*PROBLEM*
Print out each record below, unaltered and complete, without its images.

* * * * *

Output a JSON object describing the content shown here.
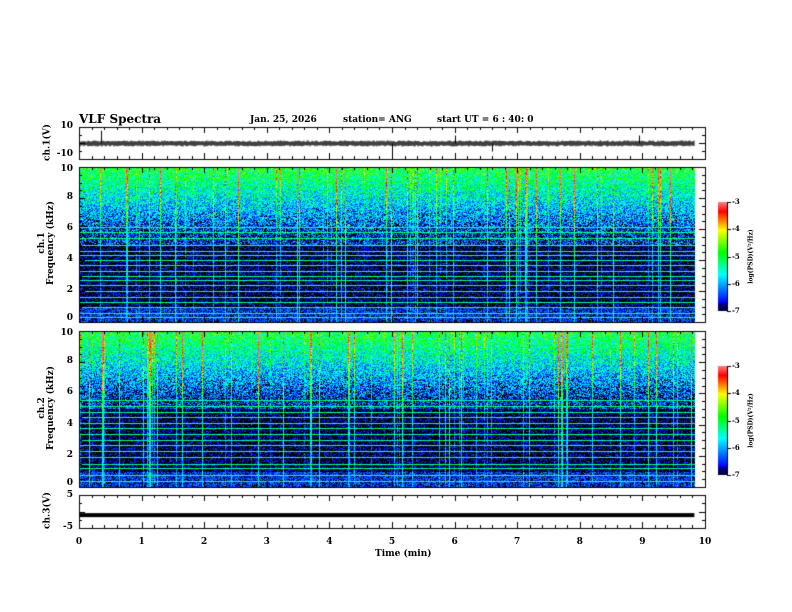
{
  "header": {
    "title": "VLF Spectra",
    "date": "Jan. 25, 2026",
    "station": "station= ANG",
    "start_ut": "start  UT =   6 : 40: 0"
  },
  "colors": {
    "background": "#ffffff",
    "axis": "#000000"
  },
  "chart_data": [
    {
      "type": "line",
      "name": "ch.1 waveform",
      "ylabel": "ch.1(V)",
      "ylim": [
        -10,
        10
      ],
      "yticks": [
        "10",
        "-10"
      ],
      "xlim": [
        0,
        10
      ],
      "data_end_min": 9.83,
      "baseline_v": 0,
      "spikes": [
        {
          "t": 0.35,
          "v": 8
        },
        {
          "t": 5.0,
          "v": -7
        },
        {
          "t": 6.0,
          "v": 5
        },
        {
          "t": 6.6,
          "v": -5
        },
        {
          "t": 8.95,
          "v": 5
        }
      ]
    },
    {
      "type": "heatmap",
      "name": "ch.1 spectrogram",
      "ylabel": "ch.1\nFrequency (kHz)",
      "ylabel_line1": "ch.1",
      "ylabel_line2": "Frequency (kHz)",
      "ylim": [
        0,
        10
      ],
      "yticks": [
        "0",
        "2",
        "4",
        "6",
        "8",
        "10"
      ],
      "xlim": [
        0,
        10
      ],
      "colorbar": {
        "label": "log(PSD)(V²/Hz)",
        "range": [
          -7,
          -3
        ],
        "ticks": [
          "-3",
          "-4",
          "-5",
          "-6",
          "-7"
        ]
      },
      "narrowband_lines_khz": [
        0.3,
        0.6,
        1.0,
        1.3,
        1.6,
        2.0,
        2.4,
        2.7,
        3.0,
        3.3,
        3.7,
        4.0,
        4.3,
        4.6,
        5.0,
        5.4,
        5.8,
        6.1
      ]
    },
    {
      "type": "heatmap",
      "name": "ch.2 spectrogram",
      "ylabel_line1": "ch.2",
      "ylabel_line2": "Frequency (kHz)",
      "ylim": [
        0,
        10
      ],
      "yticks": [
        "0",
        "2",
        "4",
        "6",
        "8",
        "10"
      ],
      "xlim": [
        0,
        10
      ],
      "colorbar": {
        "label": "log(PSD)(V²/Hz)",
        "range": [
          -7,
          -3
        ],
        "ticks": [
          "-3",
          "-4",
          "-5",
          "-6",
          "-7"
        ]
      },
      "narrowband_lines_khz": [
        0.4,
        0.8,
        1.2,
        1.5,
        1.9,
        2.3,
        2.7,
        3.0,
        3.4,
        3.8,
        4.1,
        4.5,
        4.8,
        5.2,
        5.6
      ]
    },
    {
      "type": "line",
      "name": "ch.3 waveform",
      "ylabel": "ch.3(V)",
      "ylim": [
        -5,
        5
      ],
      "yticks": [
        "5",
        "-5"
      ],
      "xlim": [
        0,
        10
      ],
      "data_end_min": 9.83,
      "constant_v": -1.1
    }
  ],
  "xaxis": {
    "label": "Time (min)",
    "ticks": [
      "0",
      "1",
      "2",
      "3",
      "4",
      "5",
      "6",
      "7",
      "8",
      "9",
      "10"
    ]
  }
}
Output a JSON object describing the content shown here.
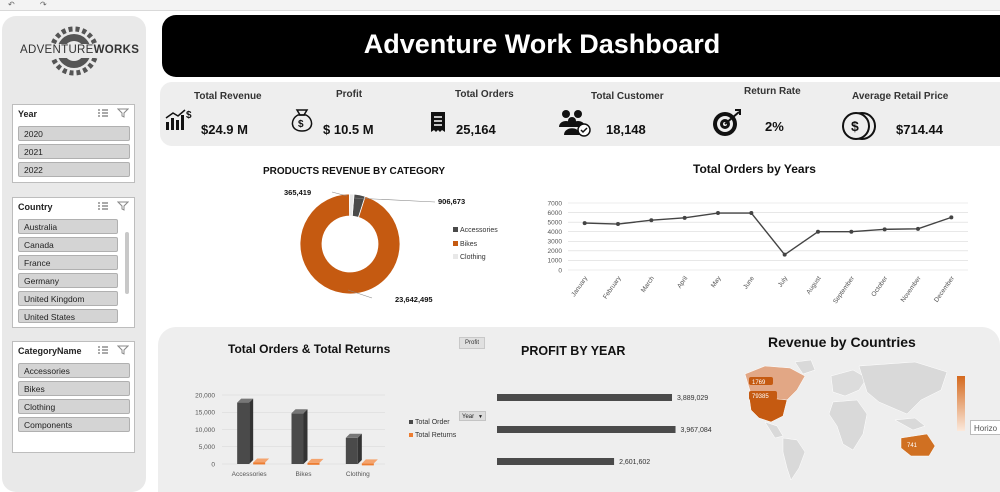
{
  "toolbar": {
    "undo_glyph": "↶",
    "redo_glyph": "↷"
  },
  "logo": {
    "text_a": "ADVENTURE",
    "text_b": "WORKS"
  },
  "title": "Adventure Work Dashboard",
  "slicers": {
    "year": {
      "title": "Year",
      "items": [
        "2020",
        "2021",
        "2022"
      ]
    },
    "country": {
      "title": "Country",
      "items": [
        "Australia",
        "Canada",
        "France",
        "Germany",
        "United Kingdom",
        "United States"
      ]
    },
    "category": {
      "title": "CategoryName",
      "items": [
        "Accessories",
        "Bikes",
        "Clothing",
        "Components"
      ]
    }
  },
  "kpis": [
    {
      "label": "Total Revenue",
      "value": "$24.9 M",
      "icon": "revenue-chart-icon"
    },
    {
      "label": "Profit",
      "value": "$ 10.5 M",
      "icon": "money-bag-icon"
    },
    {
      "label": "Total Orders",
      "value": "25,164",
      "icon": "receipt-icon"
    },
    {
      "label": "Total Customer",
      "value": "18,148",
      "icon": "customers-icon"
    },
    {
      "label": "Return Rate",
      "value": "2%",
      "icon": "target-icon"
    },
    {
      "label": "Average Retail Price",
      "value": "$714.44",
      "icon": "coins-icon"
    }
  ],
  "colors": {
    "accent": "#c55a11",
    "dark": "#4a4a4a",
    "black": "#000000",
    "panel": "#eeeeee"
  },
  "charts": {
    "category": {
      "title": "PRODUCTS REVENUE BY CATEGORY",
      "labels": [
        "365,419",
        "906,673",
        "23,642,495"
      ],
      "legend": [
        "Accessories",
        "Bikes",
        "Clothing"
      ]
    },
    "orders_years": {
      "title": "Total Orders by Years",
      "yticks": [
        "7000",
        "6000",
        "5000",
        "4000",
        "3000",
        "2000",
        "1000",
        "0"
      ],
      "months": [
        "January",
        "February",
        "March",
        "April",
        "May",
        "June",
        "July",
        "August",
        "September",
        "October",
        "November",
        "December"
      ]
    },
    "orders_returns": {
      "title": "Total Orders & Total Returns",
      "button": "Profit",
      "yticks": [
        "20,000",
        "15,000",
        "10,000",
        "5,000",
        "0"
      ],
      "categories": [
        "Accessories",
        "Bikes",
        "Clothing"
      ],
      "legend": [
        "Total Order",
        "Total Returns"
      ],
      "filter": "Year"
    },
    "profit_year": {
      "title": "PROFIT BY YEAR",
      "labels": [
        "3,889,029",
        "3,967,084",
        "2,601,602"
      ]
    },
    "countries": {
      "title": "Revenue by Countries",
      "labels": [
        "1769",
        "79385",
        "741"
      ],
      "cut_label": "Horizo"
    }
  },
  "chart_data": [
    {
      "type": "pie",
      "title": "PRODUCTS REVENUE BY CATEGORY",
      "categories": [
        "Accessories",
        "Bikes",
        "Clothing"
      ],
      "values": [
        906673,
        23642495,
        365419
      ]
    },
    {
      "type": "line",
      "title": "Total Orders by Years",
      "categories": [
        "January",
        "February",
        "March",
        "April",
        "May",
        "June",
        "July",
        "August",
        "September",
        "October",
        "November",
        "December"
      ],
      "values": [
        4900,
        4800,
        5200,
        5450,
        5950,
        5950,
        1600,
        4000,
        4000,
        4250,
        4300,
        5500
      ],
      "ylim": [
        0,
        7000
      ],
      "grid": true
    },
    {
      "type": "bar",
      "title": "Total Orders & Total Returns",
      "categories": [
        "Accessories",
        "Bikes",
        "Clothing"
      ],
      "series": [
        {
          "name": "Total Order",
          "values": [
            17800,
            14700,
            7600
          ]
        },
        {
          "name": "Total Returns",
          "values": [
            450,
            340,
            180
          ]
        }
      ],
      "ylim": [
        0,
        20000
      ]
    },
    {
      "type": "bar",
      "title": "PROFIT BY YEAR",
      "categories": [
        "",
        "",
        ""
      ],
      "values": [
        3889029,
        3967084,
        2601602
      ]
    }
  ]
}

* * * * *

*SOLUTION BELOW*
Output a JSON object describing the content shown here.
{
  "header": {
    "title": "VLF Spectra",
    "date": "Jan. 25, 2026",
    "station": "station= ANG",
    "start_ut": "start  UT =   6 : 40: 0"
  },
  "colors": {
    "background": "#ffffff",
    "axis": "#000000"
  },
  "chart_data": [
    {
      "type": "line",
      "name": "ch.1 waveform",
      "ylabel": "ch.1(V)",
      "ylim": [
        -10,
        10
      ],
      "yticks": [
        "10",
        "-10"
      ],
      "xlim": [
        0,
        10
      ],
      "data_end_min": 9.83,
      "baseline_v": 0,
      "spikes": [
        {
          "t": 0.35,
          "v": 8
        },
        {
          "t": 5.0,
          "v": -7
        },
        {
          "t": 6.0,
          "v": 5
        },
        {
          "t": 6.6,
          "v": -5
        },
        {
          "t": 8.95,
          "v": 5
        }
      ]
    },
    {
      "type": "heatmap",
      "name": "ch.1 spectrogram",
      "ylabel": "ch.1\nFrequency (kHz)",
      "ylabel_line1": "ch.1",
      "ylabel_line2": "Frequency (kHz)",
      "ylim": [
        0,
        10
      ],
      "yticks": [
        "0",
        "2",
        "4",
        "6",
        "8",
        "10"
      ],
      "xlim": [
        0,
        10
      ],
      "colorbar": {
        "label": "log(PSD)(V²/Hz)",
        "range": [
          -7,
          -3
        ],
        "ticks": [
          "-3",
          "-4",
          "-5",
          "-6",
          "-7"
        ]
      },
      "narrowband_lines_khz": [
        0.3,
        0.6,
        1.0,
        1.3,
        1.6,
        2.0,
        2.4,
        2.7,
        3.0,
        3.3,
        3.7,
        4.0,
        4.3,
        4.6,
        5.0,
        5.4,
        5.8,
        6.1
      ]
    },
    {
      "type": "heatmap",
      "name": "ch.2 spectrogram",
      "ylabel_line1": "ch.2",
      "ylabel_line2": "Frequency (kHz)",
      "ylim": [
        0,
        10
      ],
      "yticks": [
        "0",
        "2",
        "4",
        "6",
        "8",
        "10"
      ],
      "xlim": [
        0,
        10
      ],
      "colorbar": {
        "label": "log(PSD)(V²/Hz)",
        "range": [
          -7,
          -3
        ],
        "ticks": [
          "-3",
          "-4",
          "-5",
          "-6",
          "-7"
        ]
      },
      "narrowband_lines_khz": [
        0.4,
        0.8,
        1.2,
        1.5,
        1.9,
        2.3,
        2.7,
        3.0,
        3.4,
        3.8,
        4.1,
        4.5,
        4.8,
        5.2,
        5.6
      ]
    },
    {
      "type": "line",
      "name": "ch.3 waveform",
      "ylabel": "ch.3(V)",
      "ylim": [
        -5,
        5
      ],
      "yticks": [
        "5",
        "-5"
      ],
      "xlim": [
        0,
        10
      ],
      "data_end_min": 9.83,
      "constant_v": -1.1
    }
  ],
  "xaxis": {
    "label": "Time (min)",
    "ticks": [
      "0",
      "1",
      "2",
      "3",
      "4",
      "5",
      "6",
      "7",
      "8",
      "9",
      "10"
    ]
  }
}
Output a JSON object describing the content shown here.
{
  "toolbar": {
    "undo_glyph": "↶",
    "redo_glyph": "↷"
  },
  "logo": {
    "text_a": "ADVENTURE",
    "text_b": "WORKS"
  },
  "title": "Adventure Work Dashboard",
  "slicers": {
    "year": {
      "title": "Year",
      "items": [
        "2020",
        "2021",
        "2022"
      ]
    },
    "country": {
      "title": "Country",
      "items": [
        "Australia",
        "Canada",
        "France",
        "Germany",
        "United Kingdom",
        "United States"
      ]
    },
    "category": {
      "title": "CategoryName",
      "items": [
        "Accessories",
        "Bikes",
        "Clothing",
        "Components"
      ]
    }
  },
  "kpis": [
    {
      "label": "Total Revenue",
      "value": "$24.9 M",
      "icon": "revenue-chart-icon"
    },
    {
      "label": "Profit",
      "value": "$ 10.5 M",
      "icon": "money-bag-icon"
    },
    {
      "label": "Total Orders",
      "value": "25,164",
      "icon": "receipt-icon"
    },
    {
      "label": "Total Customer",
      "value": "18,148",
      "icon": "customers-icon"
    },
    {
      "label": "Return Rate",
      "value": "2%",
      "icon": "target-icon"
    },
    {
      "label": "Average Retail Price",
      "value": "$714.44",
      "icon": "coins-icon"
    }
  ],
  "colors": {
    "accent": "#c55a11",
    "dark": "#4a4a4a",
    "black": "#000000",
    "panel": "#eeeeee"
  },
  "charts": {
    "category": {
      "title": "PRODUCTS REVENUE BY CATEGORY",
      "labels": [
        "365,419",
        "906,673",
        "23,642,495"
      ],
      "legend": [
        "Accessories",
        "Bikes",
        "Clothing"
      ]
    },
    "orders_years": {
      "title": "Total Orders by Years",
      "yticks": [
        "7000",
        "6000",
        "5000",
        "4000",
        "3000",
        "2000",
        "1000",
        "0"
      ],
      "months": [
        "January",
        "February",
        "March",
        "April",
        "May",
        "June",
        "July",
        "August",
        "September",
        "October",
        "November",
        "December"
      ]
    },
    "orders_returns": {
      "title": "Total Orders & Total Returns",
      "button": "Profit",
      "yticks": [
        "20,000",
        "15,000",
        "10,000",
        "5,000",
        "0"
      ],
      "categories": [
        "Accessories",
        "Bikes",
        "Clothing"
      ],
      "legend": [
        "Total Order",
        "Total Returns"
      ],
      "filter": "Year"
    },
    "profit_year": {
      "title": "PROFIT BY YEAR",
      "labels": [
        "3,889,029",
        "3,967,084",
        "2,601,602"
      ]
    },
    "countries": {
      "title": "Revenue by Countries",
      "labels": [
        "1769",
        "79385",
        "741"
      ],
      "cut_label": "Horizo"
    }
  },
  "chart_data": [
    {
      "type": "pie",
      "title": "PRODUCTS REVENUE BY CATEGORY",
      "categories": [
        "Accessories",
        "Bikes",
        "Clothing"
      ],
      "values": [
        906673,
        23642495,
        365419
      ]
    },
    {
      "type": "line",
      "title": "Total Orders by Years",
      "categories": [
        "January",
        "February",
        "March",
        "April",
        "May",
        "June",
        "July",
        "August",
        "September",
        "October",
        "November",
        "December"
      ],
      "values": [
        4900,
        4800,
        5200,
        5450,
        5950,
        5950,
        1600,
        4000,
        4000,
        4250,
        4300,
        5500
      ],
      "ylim": [
        0,
        7000
      ],
      "grid": true
    },
    {
      "type": "bar",
      "title": "Total Orders & Total Returns",
      "categories": [
        "Accessories",
        "Bikes",
        "Clothing"
      ],
      "series": [
        {
          "name": "Total Order",
          "values": [
            17800,
            14700,
            7600
          ]
        },
        {
          "name": "Total Returns",
          "values": [
            450,
            340,
            180
          ]
        }
      ],
      "ylim": [
        0,
        20000
      ]
    },
    {
      "type": "bar",
      "title": "PROFIT BY YEAR",
      "categories": [
        "",
        "",
        ""
      ],
      "values": [
        3889029,
        3967084,
        2601602
      ]
    }
  ]
}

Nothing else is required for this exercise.